**Document**
• • • • • • •
Reputation: 1940
I have a table worker_activity_events
in PostgreSQL 11:
worker_id integer not null
created_at timestamp default now() not null
event_type text
Each record must have a worker_id
and created_at
. The query I would like to run often is
SELECT * FROM worker_activity_events
WHERE worker_id = $1
AND created_at BETWEEN $2 AND $3
To run the query fast, is it reasonable to add PRIMARY KEY(worker_id, created_at)
?
A concern might be: at a sample timestamp, 2 events of the same worker are generated, and the second one will be rejected because of the primary key (worker_id, created_at) is violated. Let's say on my app I can prevent this from happening.
Upvotes: 2
Views: 729
Reputation: 44423
What would the primary key be, if not for this consideration?
You can create a composite index on (worker_id, created_at)
. There is no reason to declare it to be a primary key just to get it as an index.
But you can also create an index, or maybe even primary key, on (worker_id, created_at, event_type)
. That index should be able to do everything the other one can, and more. Unless event_type is very wide, it shouldn't be much bigger. A downside is that if you update rows to change just event_type (which doesn't seem very likely, just based on the column names), this index would disable Heap-Only-Tuple optimization.
• • • • • • •
**Element box records**
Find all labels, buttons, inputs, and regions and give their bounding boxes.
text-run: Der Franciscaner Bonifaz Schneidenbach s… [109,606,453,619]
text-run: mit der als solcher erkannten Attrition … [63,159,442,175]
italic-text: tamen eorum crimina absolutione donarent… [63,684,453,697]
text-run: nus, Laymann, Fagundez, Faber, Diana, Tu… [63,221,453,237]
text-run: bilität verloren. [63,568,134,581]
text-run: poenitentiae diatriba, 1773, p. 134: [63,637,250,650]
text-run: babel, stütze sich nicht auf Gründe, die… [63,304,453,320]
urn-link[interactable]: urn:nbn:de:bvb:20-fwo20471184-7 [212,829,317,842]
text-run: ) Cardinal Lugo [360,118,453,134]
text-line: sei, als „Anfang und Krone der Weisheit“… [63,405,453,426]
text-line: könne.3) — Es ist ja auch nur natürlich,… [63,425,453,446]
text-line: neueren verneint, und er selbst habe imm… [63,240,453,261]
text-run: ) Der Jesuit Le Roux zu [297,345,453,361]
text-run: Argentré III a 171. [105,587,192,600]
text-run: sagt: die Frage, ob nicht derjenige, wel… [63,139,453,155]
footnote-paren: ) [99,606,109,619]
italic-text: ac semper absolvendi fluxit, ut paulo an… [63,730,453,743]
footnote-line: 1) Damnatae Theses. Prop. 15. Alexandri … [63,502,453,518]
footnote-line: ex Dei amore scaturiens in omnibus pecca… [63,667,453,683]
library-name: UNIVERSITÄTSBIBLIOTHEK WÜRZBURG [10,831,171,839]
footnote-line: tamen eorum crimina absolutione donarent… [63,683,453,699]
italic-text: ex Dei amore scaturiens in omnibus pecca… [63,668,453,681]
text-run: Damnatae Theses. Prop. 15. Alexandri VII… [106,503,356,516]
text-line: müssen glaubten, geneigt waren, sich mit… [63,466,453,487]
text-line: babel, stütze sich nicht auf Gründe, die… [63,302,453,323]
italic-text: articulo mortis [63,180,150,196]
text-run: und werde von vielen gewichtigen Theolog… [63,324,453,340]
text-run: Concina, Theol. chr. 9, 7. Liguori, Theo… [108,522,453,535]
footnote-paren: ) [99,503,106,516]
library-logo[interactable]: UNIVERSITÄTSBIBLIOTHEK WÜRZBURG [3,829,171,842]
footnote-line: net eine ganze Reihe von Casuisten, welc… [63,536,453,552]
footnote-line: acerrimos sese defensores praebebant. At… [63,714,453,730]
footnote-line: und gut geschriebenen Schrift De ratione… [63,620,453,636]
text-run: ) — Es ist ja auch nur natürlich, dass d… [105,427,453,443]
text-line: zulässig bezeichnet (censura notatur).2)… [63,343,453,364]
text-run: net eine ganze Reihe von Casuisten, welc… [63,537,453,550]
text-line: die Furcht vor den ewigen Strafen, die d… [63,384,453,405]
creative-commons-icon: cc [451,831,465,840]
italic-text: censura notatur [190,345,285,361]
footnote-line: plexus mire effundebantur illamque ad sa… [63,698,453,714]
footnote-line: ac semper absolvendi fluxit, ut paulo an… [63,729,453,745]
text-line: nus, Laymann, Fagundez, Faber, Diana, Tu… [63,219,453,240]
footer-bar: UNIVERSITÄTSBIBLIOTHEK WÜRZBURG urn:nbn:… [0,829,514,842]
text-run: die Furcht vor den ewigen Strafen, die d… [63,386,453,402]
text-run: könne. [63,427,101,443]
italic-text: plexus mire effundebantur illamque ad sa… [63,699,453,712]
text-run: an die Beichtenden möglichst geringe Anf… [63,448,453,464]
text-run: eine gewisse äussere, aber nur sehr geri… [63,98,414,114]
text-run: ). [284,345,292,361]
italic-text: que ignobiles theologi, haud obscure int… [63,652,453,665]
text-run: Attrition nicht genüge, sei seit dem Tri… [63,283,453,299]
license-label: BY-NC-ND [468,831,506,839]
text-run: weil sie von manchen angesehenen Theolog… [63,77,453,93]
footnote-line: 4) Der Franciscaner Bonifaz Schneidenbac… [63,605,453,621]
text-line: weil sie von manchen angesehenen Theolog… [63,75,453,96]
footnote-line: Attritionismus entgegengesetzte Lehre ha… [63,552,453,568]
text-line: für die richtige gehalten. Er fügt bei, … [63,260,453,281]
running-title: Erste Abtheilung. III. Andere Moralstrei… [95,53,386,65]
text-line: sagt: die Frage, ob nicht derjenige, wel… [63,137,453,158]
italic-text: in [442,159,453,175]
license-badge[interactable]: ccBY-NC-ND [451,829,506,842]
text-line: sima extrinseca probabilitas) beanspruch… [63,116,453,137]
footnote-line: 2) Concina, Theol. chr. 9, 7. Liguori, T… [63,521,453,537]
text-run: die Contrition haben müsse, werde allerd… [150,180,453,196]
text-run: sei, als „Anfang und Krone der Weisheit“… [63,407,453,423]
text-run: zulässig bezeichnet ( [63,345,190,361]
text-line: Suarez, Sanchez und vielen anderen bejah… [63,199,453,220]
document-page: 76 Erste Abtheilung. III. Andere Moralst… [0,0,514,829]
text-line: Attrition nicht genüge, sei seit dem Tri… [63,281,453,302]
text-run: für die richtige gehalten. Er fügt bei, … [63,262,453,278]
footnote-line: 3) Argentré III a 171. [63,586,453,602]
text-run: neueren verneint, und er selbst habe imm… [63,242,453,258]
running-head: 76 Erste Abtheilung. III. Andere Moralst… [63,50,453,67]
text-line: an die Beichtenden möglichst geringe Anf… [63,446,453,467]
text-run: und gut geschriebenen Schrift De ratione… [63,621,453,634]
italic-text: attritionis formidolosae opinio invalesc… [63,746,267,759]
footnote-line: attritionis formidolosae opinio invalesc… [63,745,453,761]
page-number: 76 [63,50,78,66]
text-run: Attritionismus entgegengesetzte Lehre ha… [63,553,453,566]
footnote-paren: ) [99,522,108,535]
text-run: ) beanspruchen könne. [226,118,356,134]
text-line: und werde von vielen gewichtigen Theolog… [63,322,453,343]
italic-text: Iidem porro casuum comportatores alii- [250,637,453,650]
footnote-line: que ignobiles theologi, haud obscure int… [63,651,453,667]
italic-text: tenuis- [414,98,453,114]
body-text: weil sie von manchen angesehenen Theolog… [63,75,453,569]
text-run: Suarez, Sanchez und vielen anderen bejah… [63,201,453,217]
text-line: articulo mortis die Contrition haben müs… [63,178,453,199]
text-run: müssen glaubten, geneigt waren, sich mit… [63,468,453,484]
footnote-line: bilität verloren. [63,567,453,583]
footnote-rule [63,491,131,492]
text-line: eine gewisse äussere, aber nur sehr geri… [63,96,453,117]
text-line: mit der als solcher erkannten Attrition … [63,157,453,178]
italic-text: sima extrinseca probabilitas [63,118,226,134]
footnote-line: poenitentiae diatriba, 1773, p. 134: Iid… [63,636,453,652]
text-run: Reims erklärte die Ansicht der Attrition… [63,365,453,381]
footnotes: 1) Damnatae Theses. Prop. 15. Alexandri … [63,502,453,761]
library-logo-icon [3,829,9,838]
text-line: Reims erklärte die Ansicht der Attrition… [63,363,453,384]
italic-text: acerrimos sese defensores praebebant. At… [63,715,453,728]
• • • • • • •
**Job**
Carry on the PostgreSQL indexing thread from the point where it stops.

**Written reply**
Upvotes: 0
Reputation: 248305
From the standpoint of database theory, I would say that you should define the primary key based on what really identifies a row uniquely, not based on performance considerations.
So if there is no natural primary key, define an artificial one, and use CREATE INDEX
to create the index you need for the query.
However, in real life you sometimes have to deviate from the theoretical ideal. If performance considerations dictate that you have as few indexes as possible, and you can live with the primary key you suggest, go for it. Otherwise stick with the theory - premature optimization is the root of all evil.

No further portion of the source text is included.